What is being asked - Please retype the data in full and exactly; the pictures are not part of the copy.

┏━━

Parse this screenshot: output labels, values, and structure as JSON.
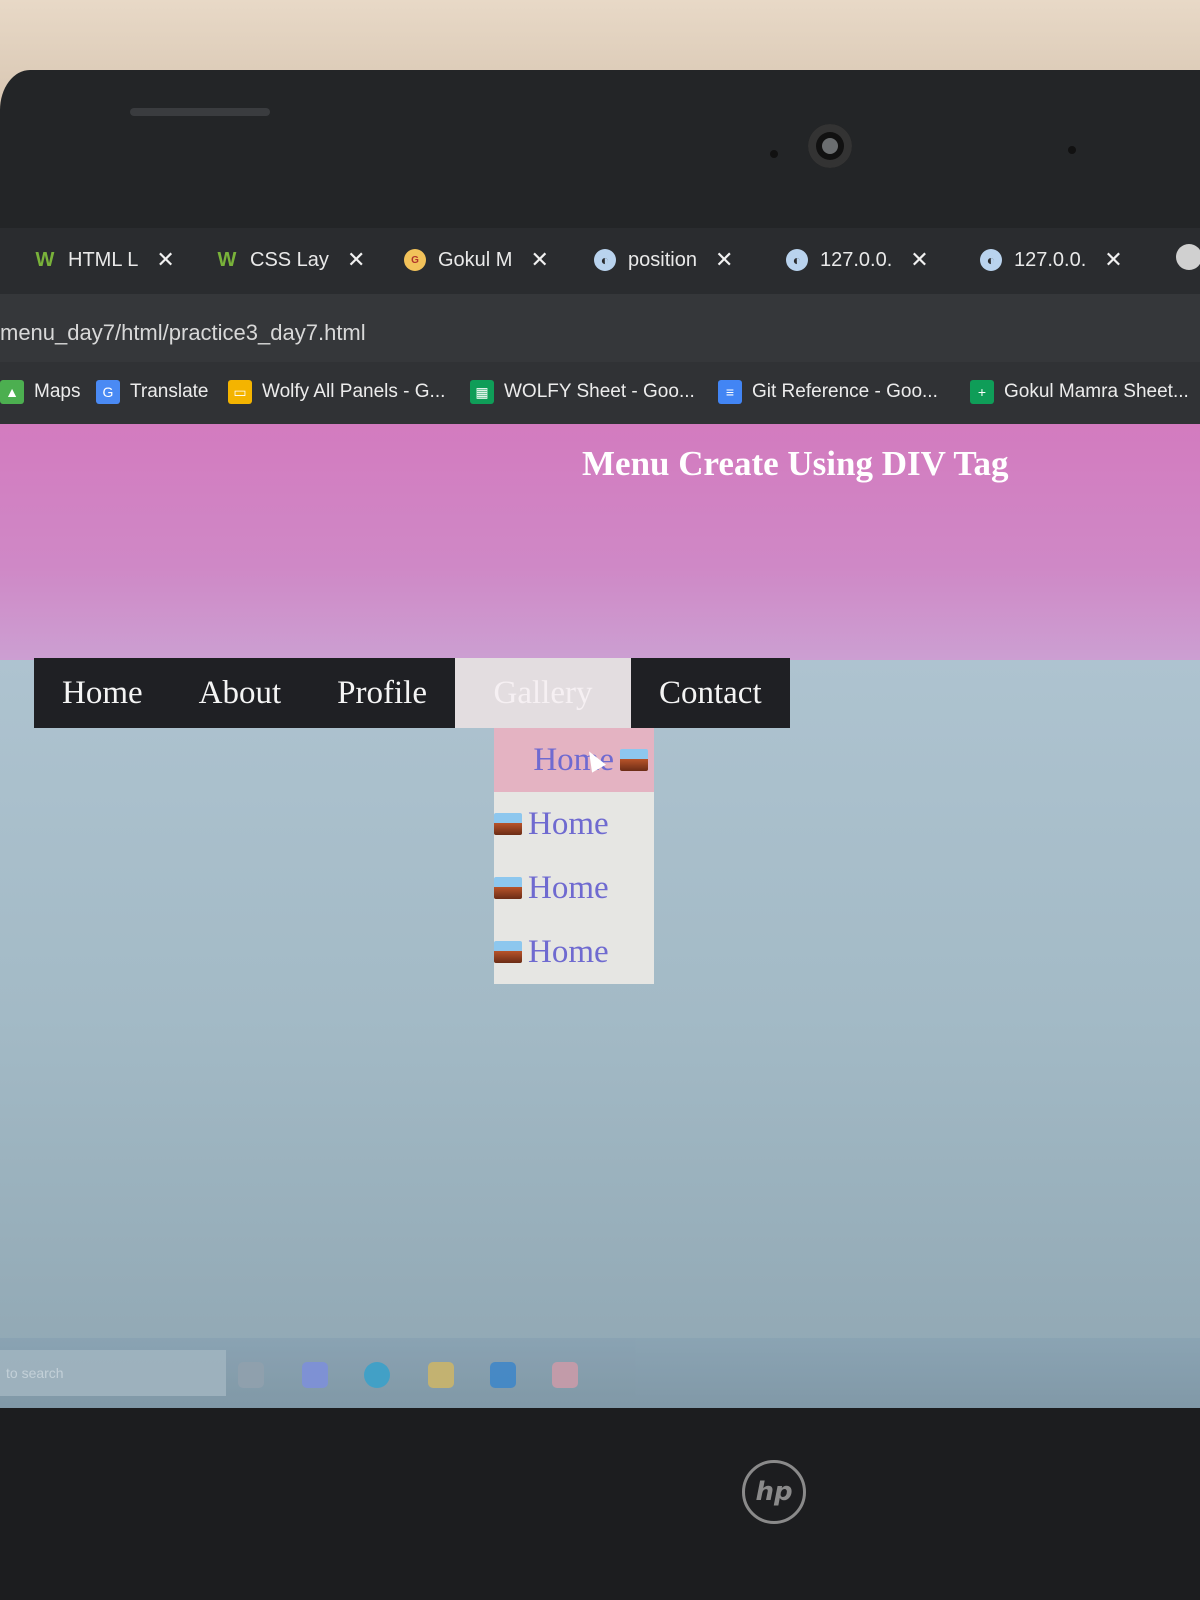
{
  "browser": {
    "tabs": [
      {
        "label": "HTML L",
        "icon": "w3schools-icon"
      },
      {
        "label": "CSS Lay",
        "icon": "w3schools-icon"
      },
      {
        "label": "Gokul M",
        "icon": "gokul-icon"
      },
      {
        "label": "position",
        "icon": "globe-icon"
      },
      {
        "label": "127.0.0.",
        "icon": "globe-icon"
      },
      {
        "label": "127.0.0.",
        "icon": "globe-icon"
      }
    ],
    "close_symbol": "✕",
    "url": "menu_day7/html/practice3_day7.html",
    "bookmarks": [
      {
        "label": "Maps",
        "icon": "maps-icon",
        "color": "#4caf50"
      },
      {
        "label": "Translate",
        "icon": "translate-icon",
        "color": "#4a8af4"
      },
      {
        "label": "Wolfy All Panels - G...",
        "icon": "slides-icon",
        "color": "#f4b400"
      },
      {
        "label": "WOLFY Sheet - Goo...",
        "icon": "sheets-icon",
        "color": "#0f9d58"
      },
      {
        "label": "Git Reference - Goo...",
        "icon": "docs-icon",
        "color": "#4285f4"
      },
      {
        "label": "Gokul Mamra Sheet...",
        "icon": "sheets-icon",
        "color": "#0f9d58"
      }
    ]
  },
  "page": {
    "title": "Menu Create Using DIV Tag",
    "menu": [
      "Home",
      "About",
      "Profile",
      "Gallery",
      "Contact"
    ],
    "active_menu": "Gallery",
    "dropdown": [
      "Home",
      "Home",
      "Home",
      "Home"
    ]
  },
  "taskbar": {
    "search_placeholder": "to search"
  },
  "device": {
    "brand": "hp"
  },
  "colors": {
    "header": "#d37bbf",
    "menu_bg": "#1f2024",
    "dropdown_text": "#6f6ad0",
    "dropdown_hover": "#e4b3c2"
  }
}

┗━━

Written response -
Parse this screenshot: output labels, values, and structure as JSON.
{
  "browser": {
    "tabs": [
      {
        "label": "HTML L",
        "icon": "w3schools-icon"
      },
      {
        "label": "CSS Lay",
        "icon": "w3schools-icon"
      },
      {
        "label": "Gokul M",
        "icon": "gokul-icon"
      },
      {
        "label": "position",
        "icon": "globe-icon"
      },
      {
        "label": "127.0.0.",
        "icon": "globe-icon"
      },
      {
        "label": "127.0.0.",
        "icon": "globe-icon"
      }
    ],
    "close_symbol": "✕",
    "url": "menu_day7/html/practice3_day7.html",
    "bookmarks": [
      {
        "label": "Maps",
        "icon": "maps-icon",
        "color": "#4caf50"
      },
      {
        "label": "Translate",
        "icon": "translate-icon",
        "color": "#4a8af4"
      },
      {
        "label": "Wolfy All Panels - G...",
        "icon": "slides-icon",
        "color": "#f4b400"
      },
      {
        "label": "WOLFY Sheet - Goo...",
        "icon": "sheets-icon",
        "color": "#0f9d58"
      },
      {
        "label": "Git Reference - Goo...",
        "icon": "docs-icon",
        "color": "#4285f4"
      },
      {
        "label": "Gokul Mamra Sheet...",
        "icon": "sheets-icon",
        "color": "#0f9d58"
      }
    ]
  },
  "page": {
    "title": "Menu Create Using DIV Tag",
    "menu": [
      "Home",
      "About",
      "Profile",
      "Gallery",
      "Contact"
    ],
    "active_menu": "Gallery",
    "dropdown": [
      "Home",
      "Home",
      "Home",
      "Home"
    ]
  },
  "taskbar": {
    "search_placeholder": "to search"
  },
  "device": {
    "brand": "hp"
  },
  "colors": {
    "header": "#d37bbf",
    "menu_bg": "#1f2024",
    "dropdown_text": "#6f6ad0",
    "dropdown_hover": "#e4b3c2"
  }
}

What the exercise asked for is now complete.